Materials provided =
________________________
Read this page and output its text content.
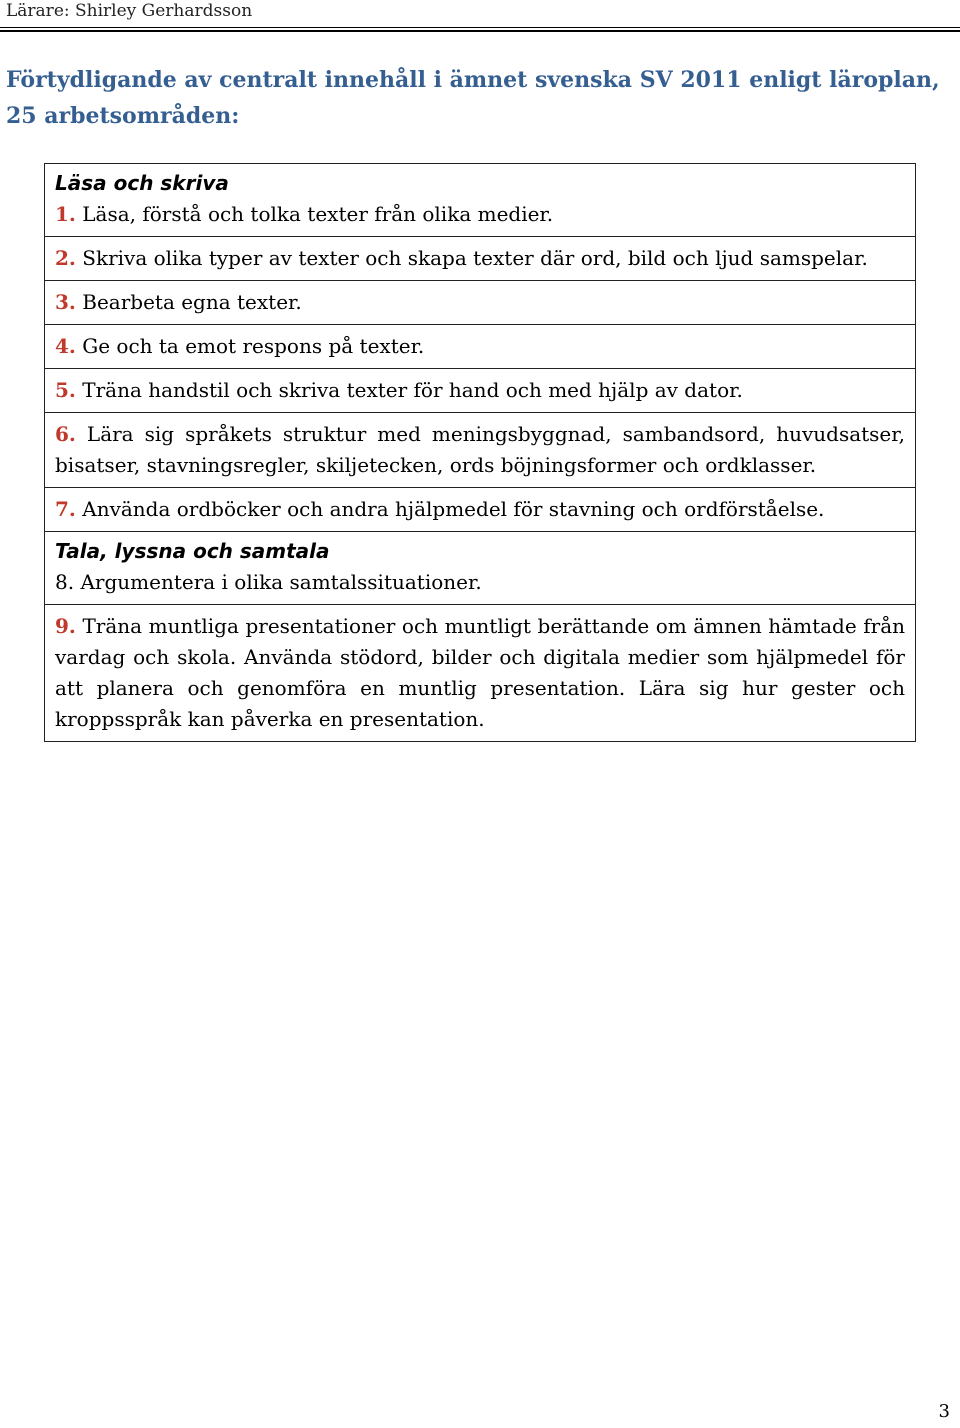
Lärare: Shirley Gerhardsson
Förtydligande av centralt innehåll i ämnet svenska SV 2011 enligt läroplan, 25 arbetsområden:
Läsa och skriva
1. Läsa, förstå och tolka texter från olika medier.
2. Skriva olika typer av texter och skapa texter där ord, bild och ljud samspelar.
3. Bearbeta egna texter.
4. Ge och ta emot respons på texter.
5. Träna handstil och skriva texter för hand och med hjälp av dator.
6. Lära sig språkets struktur med meningsbyggnad, sambandsord, huvudsatser, bisatser, stavningsregler, skiljetecken, ords böjningsformer och ordklasser.
7. Använda ordböcker och andra hjälpmedel för stavning och ordförståelse.

Tala, lyssna och samtala
8. Argumentera i olika samtalssituationer.
9. Träna muntliga presentationer och muntligt berättande om ämnen hämtade från vardag och skola. Använda stödord, bilder och digitala medier som hjälpmedel för att planera och genomföra en muntlig presentation. Lära sig hur gester och kroppsspråk kan påverka en presentation.
3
________________________
Work to complete = Out of the preceding entries, pull each line that contains the word "texter".

Reply to the task =
1. Läsa, förstå och tolka texter från olika medier.
2. Skriva olika typer av texter och skapa texter där ord, bild och ljud samspelar.
3. Bearbeta egna texter.
4. Ge och ta emot respons på texter.
5. Träna handstil och skriva texter för hand och med hjälp av dator.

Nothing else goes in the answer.